● WRITTEN PROBLEM
Copy every line of the following data that includes the string "structured".

[Data listing]

● ● ● ●

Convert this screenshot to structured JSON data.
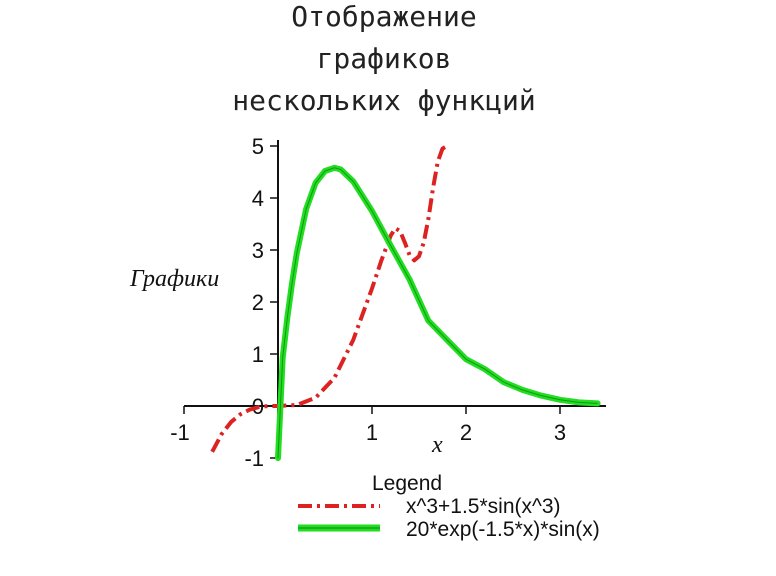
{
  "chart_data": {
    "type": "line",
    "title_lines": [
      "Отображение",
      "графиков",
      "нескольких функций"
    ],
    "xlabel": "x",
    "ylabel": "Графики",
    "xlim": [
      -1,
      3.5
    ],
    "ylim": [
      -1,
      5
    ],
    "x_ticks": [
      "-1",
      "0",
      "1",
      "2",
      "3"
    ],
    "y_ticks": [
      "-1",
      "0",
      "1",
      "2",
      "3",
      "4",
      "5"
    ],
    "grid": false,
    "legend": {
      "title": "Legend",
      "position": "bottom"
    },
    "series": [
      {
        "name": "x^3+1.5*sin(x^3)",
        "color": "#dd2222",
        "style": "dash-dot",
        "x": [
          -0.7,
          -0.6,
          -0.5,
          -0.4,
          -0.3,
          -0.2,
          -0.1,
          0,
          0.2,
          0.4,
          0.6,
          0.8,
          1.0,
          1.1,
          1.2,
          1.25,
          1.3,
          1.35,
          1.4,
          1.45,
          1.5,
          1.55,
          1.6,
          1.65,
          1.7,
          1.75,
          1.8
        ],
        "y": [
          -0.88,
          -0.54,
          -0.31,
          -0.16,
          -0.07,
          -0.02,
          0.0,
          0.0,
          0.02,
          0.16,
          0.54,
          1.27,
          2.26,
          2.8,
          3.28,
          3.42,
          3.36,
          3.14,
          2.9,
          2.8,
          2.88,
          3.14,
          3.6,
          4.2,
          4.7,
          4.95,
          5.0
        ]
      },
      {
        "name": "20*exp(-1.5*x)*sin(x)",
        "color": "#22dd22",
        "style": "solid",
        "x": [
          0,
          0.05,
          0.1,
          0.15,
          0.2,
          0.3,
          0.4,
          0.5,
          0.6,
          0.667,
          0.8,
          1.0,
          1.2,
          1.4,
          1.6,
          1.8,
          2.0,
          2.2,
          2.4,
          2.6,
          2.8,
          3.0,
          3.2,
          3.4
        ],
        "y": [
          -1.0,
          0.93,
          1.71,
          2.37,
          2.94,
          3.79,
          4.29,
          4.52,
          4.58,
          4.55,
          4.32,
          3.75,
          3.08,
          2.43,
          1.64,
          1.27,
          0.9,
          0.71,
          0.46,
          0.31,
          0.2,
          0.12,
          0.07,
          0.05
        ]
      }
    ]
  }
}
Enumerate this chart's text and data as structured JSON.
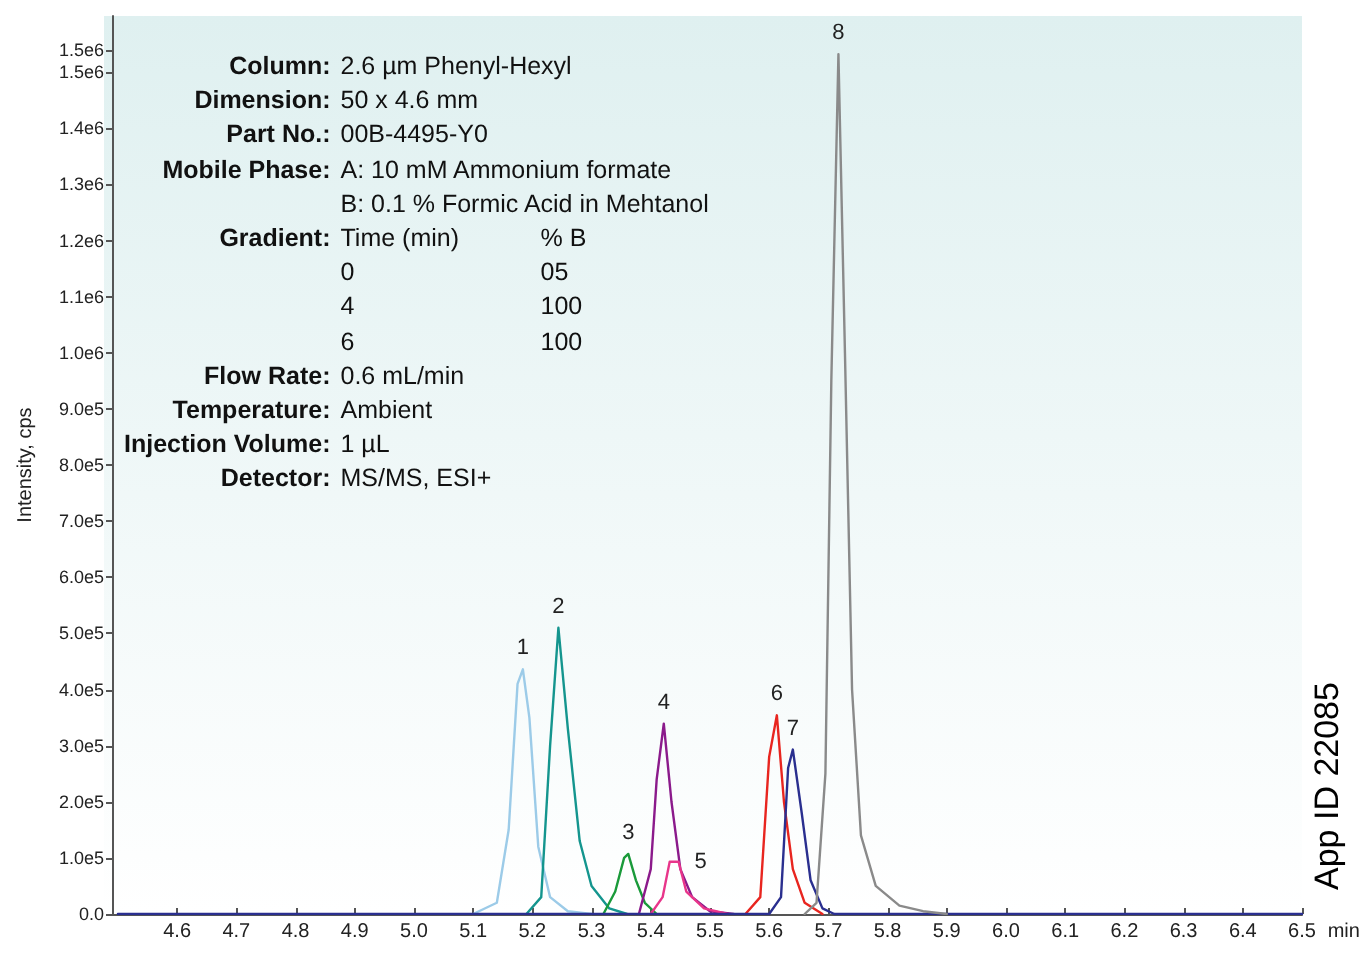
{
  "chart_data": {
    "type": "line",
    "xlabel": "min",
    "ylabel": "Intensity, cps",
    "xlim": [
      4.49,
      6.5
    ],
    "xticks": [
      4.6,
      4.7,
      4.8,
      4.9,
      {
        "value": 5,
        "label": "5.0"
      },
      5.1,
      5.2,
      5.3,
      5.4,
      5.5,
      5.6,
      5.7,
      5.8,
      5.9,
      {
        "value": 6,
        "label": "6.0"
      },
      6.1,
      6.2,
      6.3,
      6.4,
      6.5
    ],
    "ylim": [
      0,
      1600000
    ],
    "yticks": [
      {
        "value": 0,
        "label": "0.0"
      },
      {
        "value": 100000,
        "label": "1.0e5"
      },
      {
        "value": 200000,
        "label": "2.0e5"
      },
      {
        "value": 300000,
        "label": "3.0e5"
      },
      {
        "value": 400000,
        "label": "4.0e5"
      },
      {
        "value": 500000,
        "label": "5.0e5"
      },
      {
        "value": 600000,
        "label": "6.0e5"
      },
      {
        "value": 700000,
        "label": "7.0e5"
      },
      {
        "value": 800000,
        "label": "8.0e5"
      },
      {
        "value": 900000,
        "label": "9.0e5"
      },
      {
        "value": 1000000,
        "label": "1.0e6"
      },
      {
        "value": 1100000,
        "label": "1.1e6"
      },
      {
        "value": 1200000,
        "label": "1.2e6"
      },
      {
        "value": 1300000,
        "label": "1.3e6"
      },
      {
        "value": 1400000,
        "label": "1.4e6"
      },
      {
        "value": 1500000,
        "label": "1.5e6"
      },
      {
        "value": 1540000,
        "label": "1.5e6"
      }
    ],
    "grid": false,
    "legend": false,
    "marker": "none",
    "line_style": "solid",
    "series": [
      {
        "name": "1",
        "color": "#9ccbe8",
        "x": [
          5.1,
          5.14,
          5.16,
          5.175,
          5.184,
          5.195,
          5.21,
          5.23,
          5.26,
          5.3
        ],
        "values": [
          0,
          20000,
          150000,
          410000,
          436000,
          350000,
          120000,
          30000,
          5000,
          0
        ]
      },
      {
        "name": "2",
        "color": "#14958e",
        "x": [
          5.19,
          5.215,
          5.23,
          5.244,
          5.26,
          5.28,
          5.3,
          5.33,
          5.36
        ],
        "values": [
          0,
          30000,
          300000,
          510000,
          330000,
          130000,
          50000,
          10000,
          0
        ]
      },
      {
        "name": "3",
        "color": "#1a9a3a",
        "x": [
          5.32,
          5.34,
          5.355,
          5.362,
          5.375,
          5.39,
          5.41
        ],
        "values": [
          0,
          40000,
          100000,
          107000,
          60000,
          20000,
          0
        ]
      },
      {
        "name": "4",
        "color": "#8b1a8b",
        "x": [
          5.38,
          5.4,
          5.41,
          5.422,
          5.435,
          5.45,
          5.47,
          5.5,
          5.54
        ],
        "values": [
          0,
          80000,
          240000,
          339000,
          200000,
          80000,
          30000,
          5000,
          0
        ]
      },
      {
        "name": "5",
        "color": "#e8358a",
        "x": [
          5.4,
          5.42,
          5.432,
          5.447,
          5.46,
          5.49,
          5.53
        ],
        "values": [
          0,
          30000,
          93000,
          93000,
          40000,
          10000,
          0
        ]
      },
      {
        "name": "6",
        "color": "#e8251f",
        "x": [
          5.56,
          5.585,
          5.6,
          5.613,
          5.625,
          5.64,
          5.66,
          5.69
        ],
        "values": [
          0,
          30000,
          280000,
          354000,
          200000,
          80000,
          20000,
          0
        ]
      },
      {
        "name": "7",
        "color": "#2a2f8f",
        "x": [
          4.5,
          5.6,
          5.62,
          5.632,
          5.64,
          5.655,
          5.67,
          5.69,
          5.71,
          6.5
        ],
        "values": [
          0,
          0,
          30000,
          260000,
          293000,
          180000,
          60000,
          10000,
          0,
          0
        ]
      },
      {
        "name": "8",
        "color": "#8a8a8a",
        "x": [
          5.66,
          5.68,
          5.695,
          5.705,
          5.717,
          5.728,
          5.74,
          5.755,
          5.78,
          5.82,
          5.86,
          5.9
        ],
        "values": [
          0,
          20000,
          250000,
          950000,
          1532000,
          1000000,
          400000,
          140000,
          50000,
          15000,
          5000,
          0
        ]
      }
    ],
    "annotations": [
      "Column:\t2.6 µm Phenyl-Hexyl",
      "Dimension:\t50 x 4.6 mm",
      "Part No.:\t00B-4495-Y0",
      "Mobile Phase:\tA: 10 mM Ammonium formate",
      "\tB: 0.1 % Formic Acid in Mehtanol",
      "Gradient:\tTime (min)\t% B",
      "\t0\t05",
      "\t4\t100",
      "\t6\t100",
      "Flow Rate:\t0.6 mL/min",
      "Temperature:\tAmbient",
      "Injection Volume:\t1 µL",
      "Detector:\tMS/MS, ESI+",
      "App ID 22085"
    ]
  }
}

● ● ● ●

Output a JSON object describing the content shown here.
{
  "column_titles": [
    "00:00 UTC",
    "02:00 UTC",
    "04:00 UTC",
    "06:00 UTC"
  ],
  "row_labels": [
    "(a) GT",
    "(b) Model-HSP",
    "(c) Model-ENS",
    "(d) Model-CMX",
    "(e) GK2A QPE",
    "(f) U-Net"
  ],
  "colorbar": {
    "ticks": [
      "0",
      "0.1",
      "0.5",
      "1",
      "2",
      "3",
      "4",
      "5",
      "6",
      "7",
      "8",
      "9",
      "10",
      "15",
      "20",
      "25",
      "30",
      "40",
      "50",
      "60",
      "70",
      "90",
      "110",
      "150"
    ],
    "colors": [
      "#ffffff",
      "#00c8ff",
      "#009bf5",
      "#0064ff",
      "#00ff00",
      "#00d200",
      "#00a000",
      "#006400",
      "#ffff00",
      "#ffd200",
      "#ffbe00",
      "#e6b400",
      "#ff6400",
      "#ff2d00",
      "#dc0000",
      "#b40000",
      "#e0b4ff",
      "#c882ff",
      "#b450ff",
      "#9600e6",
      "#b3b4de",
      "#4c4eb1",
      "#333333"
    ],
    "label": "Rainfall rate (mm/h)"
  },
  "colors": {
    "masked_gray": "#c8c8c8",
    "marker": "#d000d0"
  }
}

● ● ● ●

● THE ANSWER
Convert this screenshot to structured JSON data.
Enumerate this chart's text and data as structured JSON.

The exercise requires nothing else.